* Stored data *
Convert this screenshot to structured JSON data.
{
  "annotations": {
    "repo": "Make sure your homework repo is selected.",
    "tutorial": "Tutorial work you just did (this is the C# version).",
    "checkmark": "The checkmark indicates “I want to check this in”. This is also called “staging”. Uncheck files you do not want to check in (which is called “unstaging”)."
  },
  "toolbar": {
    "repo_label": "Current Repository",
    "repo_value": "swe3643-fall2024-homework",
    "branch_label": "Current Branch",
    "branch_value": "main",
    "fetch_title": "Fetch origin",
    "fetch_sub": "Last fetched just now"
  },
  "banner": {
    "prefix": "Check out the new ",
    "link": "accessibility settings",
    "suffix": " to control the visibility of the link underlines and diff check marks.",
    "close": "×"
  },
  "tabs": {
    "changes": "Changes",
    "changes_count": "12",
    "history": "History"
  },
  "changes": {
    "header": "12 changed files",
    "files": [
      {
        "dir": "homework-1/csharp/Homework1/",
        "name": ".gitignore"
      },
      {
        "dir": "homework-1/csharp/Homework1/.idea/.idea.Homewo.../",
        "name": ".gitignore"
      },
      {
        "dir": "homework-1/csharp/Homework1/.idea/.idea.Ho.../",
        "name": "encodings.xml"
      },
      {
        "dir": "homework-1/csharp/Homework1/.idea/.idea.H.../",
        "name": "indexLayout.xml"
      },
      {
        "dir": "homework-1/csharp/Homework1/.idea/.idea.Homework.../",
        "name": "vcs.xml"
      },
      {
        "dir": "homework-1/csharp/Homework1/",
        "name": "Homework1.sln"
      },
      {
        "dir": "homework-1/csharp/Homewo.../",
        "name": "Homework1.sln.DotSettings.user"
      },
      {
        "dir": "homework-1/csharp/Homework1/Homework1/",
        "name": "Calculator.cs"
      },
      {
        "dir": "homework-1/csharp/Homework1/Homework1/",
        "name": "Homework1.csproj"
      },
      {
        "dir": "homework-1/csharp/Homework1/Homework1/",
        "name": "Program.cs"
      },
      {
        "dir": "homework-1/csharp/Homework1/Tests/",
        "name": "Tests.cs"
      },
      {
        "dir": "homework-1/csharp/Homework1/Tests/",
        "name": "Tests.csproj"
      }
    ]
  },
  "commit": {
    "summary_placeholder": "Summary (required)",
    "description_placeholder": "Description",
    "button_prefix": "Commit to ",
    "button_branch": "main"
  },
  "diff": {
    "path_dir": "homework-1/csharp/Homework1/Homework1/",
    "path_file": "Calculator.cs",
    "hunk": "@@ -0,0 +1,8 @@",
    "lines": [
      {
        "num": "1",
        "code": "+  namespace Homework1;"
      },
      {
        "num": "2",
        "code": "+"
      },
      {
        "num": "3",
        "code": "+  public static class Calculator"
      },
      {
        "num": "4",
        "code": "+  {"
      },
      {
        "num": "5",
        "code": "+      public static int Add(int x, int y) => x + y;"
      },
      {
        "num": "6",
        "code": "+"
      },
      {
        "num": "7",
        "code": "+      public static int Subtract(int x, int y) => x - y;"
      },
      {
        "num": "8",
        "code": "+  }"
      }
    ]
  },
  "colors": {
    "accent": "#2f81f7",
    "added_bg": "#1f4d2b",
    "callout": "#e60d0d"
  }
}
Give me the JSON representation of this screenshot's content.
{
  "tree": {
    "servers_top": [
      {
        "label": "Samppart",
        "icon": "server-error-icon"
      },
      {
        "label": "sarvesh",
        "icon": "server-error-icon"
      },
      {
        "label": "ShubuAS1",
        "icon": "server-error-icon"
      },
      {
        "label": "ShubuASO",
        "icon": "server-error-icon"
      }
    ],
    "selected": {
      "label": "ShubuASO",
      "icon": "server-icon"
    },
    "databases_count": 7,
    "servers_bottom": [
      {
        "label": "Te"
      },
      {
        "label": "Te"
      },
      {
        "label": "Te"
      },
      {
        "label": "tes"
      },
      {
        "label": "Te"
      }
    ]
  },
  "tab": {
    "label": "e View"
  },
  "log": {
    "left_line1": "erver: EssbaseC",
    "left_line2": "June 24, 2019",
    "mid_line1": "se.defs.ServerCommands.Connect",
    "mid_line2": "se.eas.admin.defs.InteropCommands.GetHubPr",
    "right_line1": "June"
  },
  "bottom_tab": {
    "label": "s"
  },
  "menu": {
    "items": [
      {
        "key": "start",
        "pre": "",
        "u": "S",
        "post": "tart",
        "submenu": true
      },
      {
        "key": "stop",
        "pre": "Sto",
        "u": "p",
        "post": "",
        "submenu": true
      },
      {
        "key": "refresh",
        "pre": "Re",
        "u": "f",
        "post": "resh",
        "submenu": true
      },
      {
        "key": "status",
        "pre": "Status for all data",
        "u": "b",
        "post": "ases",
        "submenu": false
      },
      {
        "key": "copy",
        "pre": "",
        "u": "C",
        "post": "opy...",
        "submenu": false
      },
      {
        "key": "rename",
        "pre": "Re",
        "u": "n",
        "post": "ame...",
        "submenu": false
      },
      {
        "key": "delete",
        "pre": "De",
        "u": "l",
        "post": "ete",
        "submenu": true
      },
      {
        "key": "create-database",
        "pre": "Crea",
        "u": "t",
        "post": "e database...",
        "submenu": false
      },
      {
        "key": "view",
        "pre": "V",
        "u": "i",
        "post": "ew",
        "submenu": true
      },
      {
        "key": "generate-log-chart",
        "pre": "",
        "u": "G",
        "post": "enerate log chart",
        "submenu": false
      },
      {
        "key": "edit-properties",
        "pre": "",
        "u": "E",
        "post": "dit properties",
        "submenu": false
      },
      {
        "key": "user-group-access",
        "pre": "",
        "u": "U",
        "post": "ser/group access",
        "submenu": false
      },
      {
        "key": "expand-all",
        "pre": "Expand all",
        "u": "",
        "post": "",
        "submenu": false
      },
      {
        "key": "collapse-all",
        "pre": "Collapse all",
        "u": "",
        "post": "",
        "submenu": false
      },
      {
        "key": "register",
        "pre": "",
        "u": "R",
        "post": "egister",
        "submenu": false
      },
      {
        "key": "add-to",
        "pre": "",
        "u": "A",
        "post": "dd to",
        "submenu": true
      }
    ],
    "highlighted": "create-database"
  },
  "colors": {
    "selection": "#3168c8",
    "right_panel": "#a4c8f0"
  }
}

* What needs to be done *
Using the listing above, reproduce each line without omission.

* Task response *
Convert this screenshot to structured JSON data.
{
  "annotations": {
    "repo": "Make sure your homework repo is selected.",
    "tutorial": "Tutorial work you just did (this is the C# version).",
    "checkmark": "The checkmark indicates “I want to check this in”. This is also called “staging”. Uncheck files you do not want to check in (which is called “unstaging”)."
  },
  "toolbar": {
    "repo_label": "Current Repository",
    "repo_value": "swe3643-fall2024-homework",
    "branch_label": "Current Branch",
    "branch_value": "main",
    "fetch_title": "Fetch origin",
    "fetch_sub": "Last fetched just now"
  },
  "banner": {
    "prefix": "Check out the new ",
    "link": "accessibility settings",
    "suffix": " to control the visibility of the link underlines and diff check marks.",
    "close": "×"
  },
  "tabs": {
    "changes": "Changes",
    "changes_count": "12",
    "history": "History"
  },
  "changes": {
    "header": "12 changed files",
    "files": [
      {
        "dir": "homework-1/csharp/Homework1/",
        "name": ".gitignore"
      },
      {
        "dir": "homework-1/csharp/Homework1/.idea/.idea.Homewo.../",
        "name": ".gitignore"
      },
      {
        "dir": "homework-1/csharp/Homework1/.idea/.idea.Ho.../",
        "name": "encodings.xml"
      },
      {
        "dir": "homework-1/csharp/Homework1/.idea/.idea.H.../",
        "name": "indexLayout.xml"
      },
      {
        "dir": "homework-1/csharp/Homework1/.idea/.idea.Homework.../",
        "name": "vcs.xml"
      },
      {
        "dir": "homework-1/csharp/Homework1/",
        "name": "Homework1.sln"
      },
      {
        "dir": "homework-1/csharp/Homewo.../",
        "name": "Homework1.sln.DotSettings.user"
      },
      {
        "dir": "homework-1/csharp/Homework1/Homework1/",
        "name": "Calculator.cs"
      },
      {
        "dir": "homework-1/csharp/Homework1/Homework1/",
        "name": "Homework1.csproj"
      },
      {
        "dir": "homework-1/csharp/Homework1/Homework1/",
        "name": "Program.cs"
      },
      {
        "dir": "homework-1/csharp/Homework1/Tests/",
        "name": "Tests.cs"
      },
      {
        "dir": "homework-1/csharp/Homework1/Tests/",
        "name": "Tests.csproj"
      }
    ]
  },
  "commit": {
    "summary_placeholder": "Summary (required)",
    "description_placeholder": "Description",
    "button_prefix": "Commit to ",
    "button_branch": "main"
  },
  "diff": {
    "path_dir": "homework-1/csharp/Homework1/Homework1/",
    "path_file": "Calculator.cs",
    "hunk": "@@ -0,0 +1,8 @@",
    "lines": [
      {
        "num": "1",
        "code": "+  namespace Homework1;"
      },
      {
        "num": "2",
        "code": "+"
      },
      {
        "num": "3",
        "code": "+  public static class Calculator"
      },
      {
        "num": "4",
        "code": "+  {"
      },
      {
        "num": "5",
        "code": "+      public static int Add(int x, int y) => x + y;"
      },
      {
        "num": "6",
        "code": "+"
      },
      {
        "num": "7",
        "code": "+      public static int Subtract(int x, int y) => x - y;"
      },
      {
        "num": "8",
        "code": "+  }"
      }
    ]
  },
  "colors": {
    "accent": "#2f81f7",
    "added_bg": "#1f4d2b",
    "callout": "#e60d0d"
  }
}
Give me the JSON representation of this screenshot's content.
{
  "tree": {
    "servers_top": [
      {
        "label": "Samppart",
        "icon": "server-error-icon"
      },
      {
        "label": "sarvesh",
        "icon": "server-error-icon"
      },
      {
        "label": "ShubuAS1",
        "icon": "server-error-icon"
      },
      {
        "label": "ShubuASO",
        "icon": "server-error-icon"
      }
    ],
    "selected": {
      "label": "ShubuASO",
      "icon": "server-icon"
    },
    "databases_count": 7,
    "servers_bottom": [
      {
        "label": "Te"
      },
      {
        "label": "Te"
      },
      {
        "label": "Te"
      },
      {
        "label": "tes"
      },
      {
        "label": "Te"
      }
    ]
  },
  "tab": {
    "label": "e View"
  },
  "log": {
    "left_line1": "erver: EssbaseC",
    "left_line2": "June 24, 2019",
    "mid_line1": "se.defs.ServerCommands.Connect",
    "mid_line2": "se.eas.admin.defs.InteropCommands.GetHubPr",
    "right_line1": "June"
  },
  "bottom_tab": {
    "label": "s"
  },
  "menu": {
    "items": [
      {
        "key": "start",
        "pre": "",
        "u": "S",
        "post": "tart",
        "submenu": true
      },
      {
        "key": "stop",
        "pre": "Sto",
        "u": "p",
        "post": "",
        "submenu": true
      },
      {
        "key": "refresh",
        "pre": "Re",
        "u": "f",
        "post": "resh",
        "submenu": true
      },
      {
        "key": "status",
        "pre": "Status for all data",
        "u": "b",
        "post": "ases",
        "submenu": false
      },
      {
        "key": "copy",
        "pre": "",
        "u": "C",
        "post": "opy...",
        "submenu": false
      },
      {
        "key": "rename",
        "pre": "Re",
        "u": "n",
        "post": "ame...",
        "submenu": false
      },
      {
        "key": "delete",
        "pre": "De",
        "u": "l",
        "post": "ete",
        "submenu": true
      },
      {
        "key": "create-database",
        "pre": "Crea",
        "u": "t",
        "post": "e database...",
        "submenu": false
      },
      {
        "key": "view",
        "pre": "V",
        "u": "i",
        "post": "ew",
        "submenu": true
      },
      {
        "key": "generate-log-chart",
        "pre": "",
        "u": "G",
        "post": "enerate log chart",
        "submenu": false
      },
      {
        "key": "edit-properties",
        "pre": "",
        "u": "E",
        "post": "dit properties",
        "submenu": false
      },
      {
        "key": "user-group-access",
        "pre": "",
        "u": "U",
        "post": "ser/group access",
        "submenu": false
      },
      {
        "key": "expand-all",
        "pre": "Expand all",
        "u": "",
        "post": "",
        "submenu": false
      },
      {
        "key": "collapse-all",
        "pre": "Collapse all",
        "u": "",
        "post": "",
        "submenu": false
      },
      {
        "key": "register",
        "pre": "",
        "u": "R",
        "post": "egister",
        "submenu": false
      },
      {
        "key": "add-to",
        "pre": "",
        "u": "A",
        "post": "dd to",
        "submenu": true
      }
    ],
    "highlighted": "create-database"
  },
  "colors": {
    "selection": "#3168c8",
    "right_panel": "#a4c8f0"
  }
}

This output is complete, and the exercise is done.